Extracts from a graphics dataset
......
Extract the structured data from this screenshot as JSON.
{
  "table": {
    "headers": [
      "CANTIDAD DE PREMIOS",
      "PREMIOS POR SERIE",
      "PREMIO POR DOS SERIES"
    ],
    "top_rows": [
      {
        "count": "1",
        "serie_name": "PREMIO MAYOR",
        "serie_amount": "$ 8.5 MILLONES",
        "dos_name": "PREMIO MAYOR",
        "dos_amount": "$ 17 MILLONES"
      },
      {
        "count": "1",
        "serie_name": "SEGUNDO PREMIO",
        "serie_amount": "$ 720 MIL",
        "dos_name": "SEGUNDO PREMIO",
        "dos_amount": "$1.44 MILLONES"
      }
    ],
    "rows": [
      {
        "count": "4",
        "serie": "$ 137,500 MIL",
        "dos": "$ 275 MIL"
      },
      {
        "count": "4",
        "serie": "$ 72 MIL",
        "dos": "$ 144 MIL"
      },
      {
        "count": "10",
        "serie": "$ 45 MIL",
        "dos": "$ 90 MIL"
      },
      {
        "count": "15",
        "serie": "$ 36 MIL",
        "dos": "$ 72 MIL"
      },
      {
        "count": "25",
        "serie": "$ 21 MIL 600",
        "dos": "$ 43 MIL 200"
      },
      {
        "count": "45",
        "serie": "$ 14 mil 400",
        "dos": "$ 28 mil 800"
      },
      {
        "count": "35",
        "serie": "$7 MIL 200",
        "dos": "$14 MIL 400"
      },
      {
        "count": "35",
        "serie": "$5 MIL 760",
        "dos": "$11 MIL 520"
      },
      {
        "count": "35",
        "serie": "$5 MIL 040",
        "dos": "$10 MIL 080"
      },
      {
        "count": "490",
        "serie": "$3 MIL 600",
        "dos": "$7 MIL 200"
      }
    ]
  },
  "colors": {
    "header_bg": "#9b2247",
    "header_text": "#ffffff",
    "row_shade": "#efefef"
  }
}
......
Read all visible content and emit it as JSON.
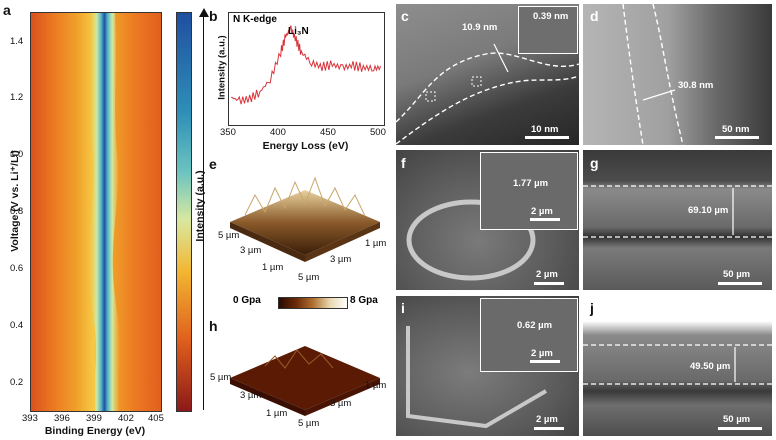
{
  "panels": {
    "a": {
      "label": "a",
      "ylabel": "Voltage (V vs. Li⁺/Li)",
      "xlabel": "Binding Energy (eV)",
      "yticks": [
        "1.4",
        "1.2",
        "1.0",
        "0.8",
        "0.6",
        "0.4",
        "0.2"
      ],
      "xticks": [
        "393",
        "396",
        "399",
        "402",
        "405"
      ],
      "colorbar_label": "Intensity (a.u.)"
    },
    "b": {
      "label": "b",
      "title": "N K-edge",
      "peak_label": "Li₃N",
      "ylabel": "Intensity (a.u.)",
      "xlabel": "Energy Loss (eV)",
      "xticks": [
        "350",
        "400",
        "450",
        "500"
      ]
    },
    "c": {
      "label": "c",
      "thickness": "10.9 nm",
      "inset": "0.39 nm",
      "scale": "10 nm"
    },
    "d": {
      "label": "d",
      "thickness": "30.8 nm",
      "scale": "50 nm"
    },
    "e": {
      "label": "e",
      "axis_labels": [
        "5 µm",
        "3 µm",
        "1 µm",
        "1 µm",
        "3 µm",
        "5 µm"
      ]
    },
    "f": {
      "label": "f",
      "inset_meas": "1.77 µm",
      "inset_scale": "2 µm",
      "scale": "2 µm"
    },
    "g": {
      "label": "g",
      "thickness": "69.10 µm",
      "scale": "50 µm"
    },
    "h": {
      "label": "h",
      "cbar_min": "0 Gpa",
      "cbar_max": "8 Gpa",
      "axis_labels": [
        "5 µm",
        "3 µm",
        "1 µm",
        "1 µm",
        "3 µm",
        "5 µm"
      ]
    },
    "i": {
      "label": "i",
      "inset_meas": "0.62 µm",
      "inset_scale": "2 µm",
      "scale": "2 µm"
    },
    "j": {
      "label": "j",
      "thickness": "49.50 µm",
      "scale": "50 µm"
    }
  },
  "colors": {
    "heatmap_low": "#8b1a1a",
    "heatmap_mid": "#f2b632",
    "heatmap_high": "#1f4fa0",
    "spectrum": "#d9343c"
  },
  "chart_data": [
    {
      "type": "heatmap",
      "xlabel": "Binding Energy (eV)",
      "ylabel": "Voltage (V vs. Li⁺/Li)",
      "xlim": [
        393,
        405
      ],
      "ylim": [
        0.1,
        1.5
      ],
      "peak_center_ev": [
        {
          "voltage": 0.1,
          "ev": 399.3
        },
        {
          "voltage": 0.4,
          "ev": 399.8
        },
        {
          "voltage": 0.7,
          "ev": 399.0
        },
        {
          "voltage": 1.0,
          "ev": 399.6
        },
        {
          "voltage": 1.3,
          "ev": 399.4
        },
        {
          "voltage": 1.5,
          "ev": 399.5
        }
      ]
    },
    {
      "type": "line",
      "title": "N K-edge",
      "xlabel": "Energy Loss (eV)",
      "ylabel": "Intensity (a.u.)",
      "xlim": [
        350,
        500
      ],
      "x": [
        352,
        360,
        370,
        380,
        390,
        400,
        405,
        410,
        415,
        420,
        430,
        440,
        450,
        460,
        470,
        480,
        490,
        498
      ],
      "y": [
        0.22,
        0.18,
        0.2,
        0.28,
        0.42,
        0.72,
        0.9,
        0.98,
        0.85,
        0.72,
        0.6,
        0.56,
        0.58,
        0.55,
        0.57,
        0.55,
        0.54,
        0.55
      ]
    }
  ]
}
......
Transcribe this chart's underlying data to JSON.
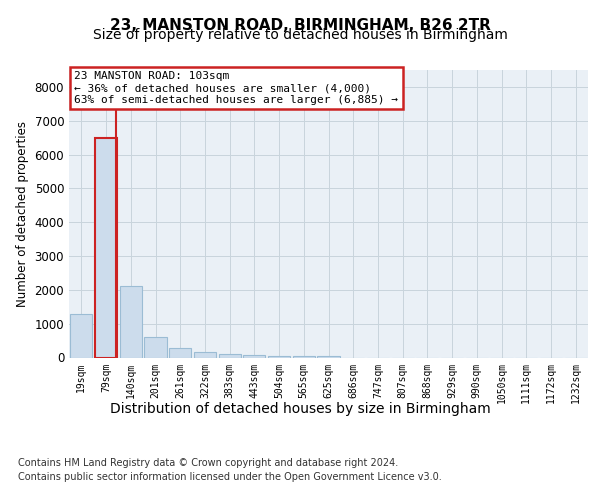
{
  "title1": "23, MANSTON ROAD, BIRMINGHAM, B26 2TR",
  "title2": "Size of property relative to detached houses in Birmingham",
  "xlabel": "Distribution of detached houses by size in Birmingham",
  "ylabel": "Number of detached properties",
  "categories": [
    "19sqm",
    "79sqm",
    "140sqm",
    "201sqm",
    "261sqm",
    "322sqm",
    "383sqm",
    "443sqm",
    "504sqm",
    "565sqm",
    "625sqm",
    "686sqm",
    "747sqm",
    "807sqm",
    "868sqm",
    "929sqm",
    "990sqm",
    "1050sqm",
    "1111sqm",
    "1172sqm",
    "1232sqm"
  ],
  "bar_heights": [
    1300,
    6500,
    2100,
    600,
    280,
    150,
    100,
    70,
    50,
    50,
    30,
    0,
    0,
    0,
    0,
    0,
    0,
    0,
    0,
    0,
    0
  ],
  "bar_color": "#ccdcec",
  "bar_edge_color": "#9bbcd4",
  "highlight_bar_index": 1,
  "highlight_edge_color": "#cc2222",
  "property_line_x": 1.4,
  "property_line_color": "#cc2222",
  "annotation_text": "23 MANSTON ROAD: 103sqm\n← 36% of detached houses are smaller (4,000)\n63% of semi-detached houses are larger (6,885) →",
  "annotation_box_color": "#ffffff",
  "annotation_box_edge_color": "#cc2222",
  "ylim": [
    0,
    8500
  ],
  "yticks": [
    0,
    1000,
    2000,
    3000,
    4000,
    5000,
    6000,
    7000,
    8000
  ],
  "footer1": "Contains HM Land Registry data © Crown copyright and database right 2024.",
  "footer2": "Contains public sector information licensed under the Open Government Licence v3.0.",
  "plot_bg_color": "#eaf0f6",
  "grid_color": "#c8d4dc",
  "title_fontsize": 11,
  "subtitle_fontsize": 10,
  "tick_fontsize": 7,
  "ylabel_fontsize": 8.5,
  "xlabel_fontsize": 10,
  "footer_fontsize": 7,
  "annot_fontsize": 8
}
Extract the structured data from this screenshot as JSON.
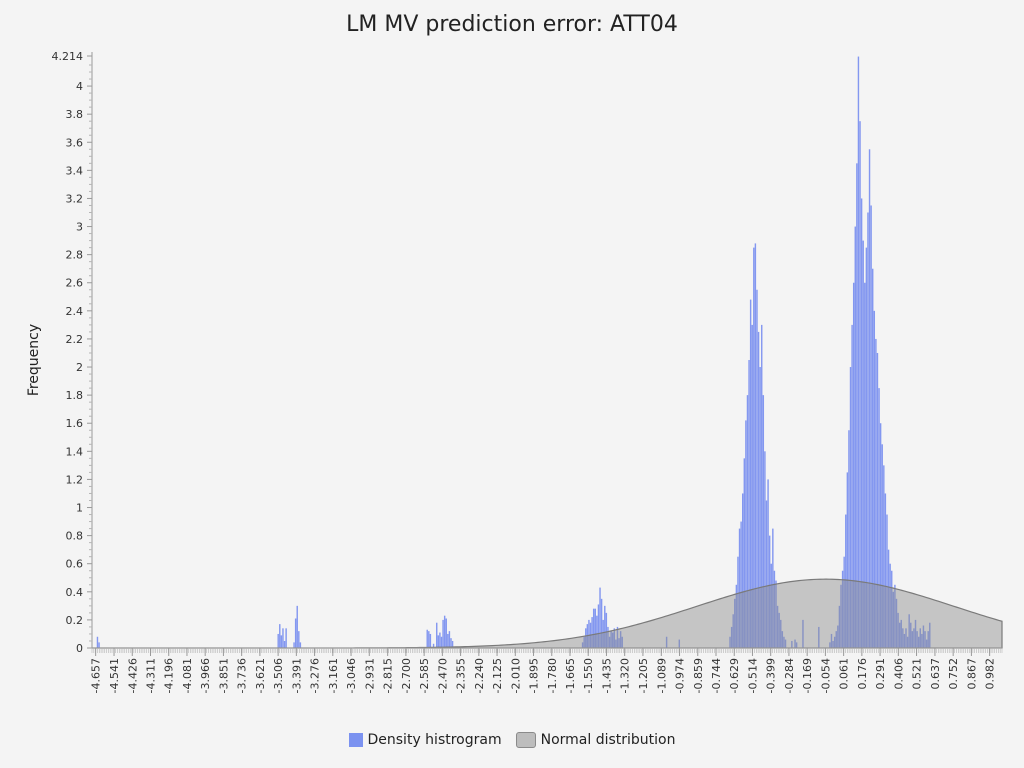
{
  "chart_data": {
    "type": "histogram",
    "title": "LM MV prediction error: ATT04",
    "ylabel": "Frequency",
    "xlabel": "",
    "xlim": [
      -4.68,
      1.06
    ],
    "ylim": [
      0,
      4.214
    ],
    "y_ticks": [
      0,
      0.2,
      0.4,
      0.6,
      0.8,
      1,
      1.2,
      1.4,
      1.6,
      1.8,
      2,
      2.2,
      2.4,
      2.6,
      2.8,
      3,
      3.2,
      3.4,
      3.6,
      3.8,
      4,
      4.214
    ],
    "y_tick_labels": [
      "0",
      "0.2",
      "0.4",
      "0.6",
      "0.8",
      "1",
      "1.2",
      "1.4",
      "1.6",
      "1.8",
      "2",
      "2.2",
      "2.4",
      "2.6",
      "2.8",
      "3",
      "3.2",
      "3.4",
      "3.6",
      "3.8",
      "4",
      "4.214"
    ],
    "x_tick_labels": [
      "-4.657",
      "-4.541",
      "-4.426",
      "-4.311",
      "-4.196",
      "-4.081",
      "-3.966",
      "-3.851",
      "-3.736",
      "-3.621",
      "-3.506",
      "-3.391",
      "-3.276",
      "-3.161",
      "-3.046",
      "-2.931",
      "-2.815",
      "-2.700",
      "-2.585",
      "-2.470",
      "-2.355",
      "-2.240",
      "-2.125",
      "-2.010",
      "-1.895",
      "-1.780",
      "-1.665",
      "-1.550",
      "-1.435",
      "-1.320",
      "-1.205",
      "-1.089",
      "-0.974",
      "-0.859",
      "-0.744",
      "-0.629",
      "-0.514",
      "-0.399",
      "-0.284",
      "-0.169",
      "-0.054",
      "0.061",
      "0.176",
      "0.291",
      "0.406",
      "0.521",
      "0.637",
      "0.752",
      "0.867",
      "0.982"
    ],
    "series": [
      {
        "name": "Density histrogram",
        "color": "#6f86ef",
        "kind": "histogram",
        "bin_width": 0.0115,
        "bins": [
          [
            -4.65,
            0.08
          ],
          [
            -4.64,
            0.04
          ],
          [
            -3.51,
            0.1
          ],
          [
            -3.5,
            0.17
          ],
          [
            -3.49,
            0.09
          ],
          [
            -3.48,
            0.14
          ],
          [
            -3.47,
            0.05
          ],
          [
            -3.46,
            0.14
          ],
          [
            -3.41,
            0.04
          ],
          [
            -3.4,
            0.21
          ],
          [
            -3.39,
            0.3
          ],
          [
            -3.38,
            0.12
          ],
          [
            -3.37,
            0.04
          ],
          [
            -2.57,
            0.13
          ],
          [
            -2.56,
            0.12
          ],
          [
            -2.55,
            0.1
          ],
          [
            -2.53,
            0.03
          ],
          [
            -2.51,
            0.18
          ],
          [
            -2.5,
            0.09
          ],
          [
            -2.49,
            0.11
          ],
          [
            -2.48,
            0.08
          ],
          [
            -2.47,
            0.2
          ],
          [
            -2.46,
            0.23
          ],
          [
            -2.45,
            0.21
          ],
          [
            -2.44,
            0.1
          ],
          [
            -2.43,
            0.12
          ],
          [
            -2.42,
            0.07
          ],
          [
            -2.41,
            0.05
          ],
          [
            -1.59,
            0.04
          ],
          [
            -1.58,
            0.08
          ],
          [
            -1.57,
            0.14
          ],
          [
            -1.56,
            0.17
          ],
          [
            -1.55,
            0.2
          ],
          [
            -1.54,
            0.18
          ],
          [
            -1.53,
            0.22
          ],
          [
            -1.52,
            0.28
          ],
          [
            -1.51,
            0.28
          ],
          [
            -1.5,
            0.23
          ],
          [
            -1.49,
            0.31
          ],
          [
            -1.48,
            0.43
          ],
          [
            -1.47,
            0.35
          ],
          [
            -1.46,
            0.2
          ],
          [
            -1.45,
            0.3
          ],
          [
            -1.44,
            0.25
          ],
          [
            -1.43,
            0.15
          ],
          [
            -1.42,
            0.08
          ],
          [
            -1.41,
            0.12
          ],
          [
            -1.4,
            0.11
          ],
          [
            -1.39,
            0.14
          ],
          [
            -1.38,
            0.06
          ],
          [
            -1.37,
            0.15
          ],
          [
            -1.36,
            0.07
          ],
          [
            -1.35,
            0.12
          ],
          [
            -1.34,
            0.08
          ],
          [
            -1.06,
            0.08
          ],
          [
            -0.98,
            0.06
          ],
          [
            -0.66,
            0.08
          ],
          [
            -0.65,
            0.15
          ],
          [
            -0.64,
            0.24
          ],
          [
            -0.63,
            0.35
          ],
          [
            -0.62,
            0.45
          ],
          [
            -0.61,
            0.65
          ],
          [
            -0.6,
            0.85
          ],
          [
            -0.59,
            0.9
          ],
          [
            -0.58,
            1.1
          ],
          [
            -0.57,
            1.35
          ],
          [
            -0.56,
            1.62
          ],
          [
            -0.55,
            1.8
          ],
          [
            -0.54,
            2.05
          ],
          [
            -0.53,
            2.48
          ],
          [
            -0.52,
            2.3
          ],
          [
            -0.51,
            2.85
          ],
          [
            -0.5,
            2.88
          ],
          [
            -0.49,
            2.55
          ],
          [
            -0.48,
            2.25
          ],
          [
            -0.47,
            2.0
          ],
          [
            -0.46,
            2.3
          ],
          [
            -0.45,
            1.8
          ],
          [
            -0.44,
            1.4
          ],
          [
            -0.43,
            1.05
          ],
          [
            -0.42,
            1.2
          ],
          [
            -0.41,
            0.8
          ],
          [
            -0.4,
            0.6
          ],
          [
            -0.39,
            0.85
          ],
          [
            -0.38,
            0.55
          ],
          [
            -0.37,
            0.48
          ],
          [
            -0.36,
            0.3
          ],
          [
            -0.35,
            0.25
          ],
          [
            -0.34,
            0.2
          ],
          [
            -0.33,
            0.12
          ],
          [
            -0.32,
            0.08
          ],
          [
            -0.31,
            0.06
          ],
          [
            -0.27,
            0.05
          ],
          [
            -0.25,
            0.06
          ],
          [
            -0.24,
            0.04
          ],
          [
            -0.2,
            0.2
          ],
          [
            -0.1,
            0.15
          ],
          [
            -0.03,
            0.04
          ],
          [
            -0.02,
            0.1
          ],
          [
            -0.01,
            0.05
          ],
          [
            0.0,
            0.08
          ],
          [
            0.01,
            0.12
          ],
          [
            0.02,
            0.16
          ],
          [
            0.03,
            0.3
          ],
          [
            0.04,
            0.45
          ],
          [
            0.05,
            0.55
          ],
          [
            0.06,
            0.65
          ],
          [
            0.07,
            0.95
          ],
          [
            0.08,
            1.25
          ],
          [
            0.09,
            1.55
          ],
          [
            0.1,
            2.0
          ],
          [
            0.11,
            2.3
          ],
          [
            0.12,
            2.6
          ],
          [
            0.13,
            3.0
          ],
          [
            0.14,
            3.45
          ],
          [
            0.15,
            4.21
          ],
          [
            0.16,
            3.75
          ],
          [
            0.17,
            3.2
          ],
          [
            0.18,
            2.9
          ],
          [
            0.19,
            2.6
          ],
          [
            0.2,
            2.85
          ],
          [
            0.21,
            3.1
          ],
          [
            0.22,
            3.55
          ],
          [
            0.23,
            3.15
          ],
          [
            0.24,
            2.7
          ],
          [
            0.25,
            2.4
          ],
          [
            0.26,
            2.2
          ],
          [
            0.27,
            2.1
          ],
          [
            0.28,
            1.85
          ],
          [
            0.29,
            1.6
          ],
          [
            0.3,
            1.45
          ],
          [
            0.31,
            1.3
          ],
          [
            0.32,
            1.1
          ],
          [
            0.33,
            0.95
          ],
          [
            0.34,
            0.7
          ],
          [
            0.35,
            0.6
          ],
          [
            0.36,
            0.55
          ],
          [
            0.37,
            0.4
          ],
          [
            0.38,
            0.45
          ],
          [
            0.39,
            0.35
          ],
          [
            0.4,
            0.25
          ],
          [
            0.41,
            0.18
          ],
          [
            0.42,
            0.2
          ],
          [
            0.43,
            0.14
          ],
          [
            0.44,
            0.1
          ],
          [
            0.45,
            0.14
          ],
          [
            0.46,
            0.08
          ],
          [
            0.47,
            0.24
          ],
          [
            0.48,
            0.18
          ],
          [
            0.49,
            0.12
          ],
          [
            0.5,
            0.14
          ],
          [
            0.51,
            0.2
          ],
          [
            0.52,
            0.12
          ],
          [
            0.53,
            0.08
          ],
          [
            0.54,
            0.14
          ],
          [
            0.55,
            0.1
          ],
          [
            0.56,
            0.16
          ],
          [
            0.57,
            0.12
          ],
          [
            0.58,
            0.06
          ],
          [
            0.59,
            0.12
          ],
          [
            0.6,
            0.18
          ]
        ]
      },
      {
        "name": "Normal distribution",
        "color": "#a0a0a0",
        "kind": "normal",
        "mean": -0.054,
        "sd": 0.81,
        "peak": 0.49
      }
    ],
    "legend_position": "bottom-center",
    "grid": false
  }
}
......
* [Requirement]: Pick out the lines that have the word "MANSTON". Copy them all.

* [Full output]:
  "title1": "23, MANSTON ROAD, BIRMINGHAM, B26 2TR",
  "annotation_text": "23 MANSTON ROAD: 103sqm\n← 36% of detached houses are smaller (4,000)\n63% of semi-detached houses are larger (6,885) →",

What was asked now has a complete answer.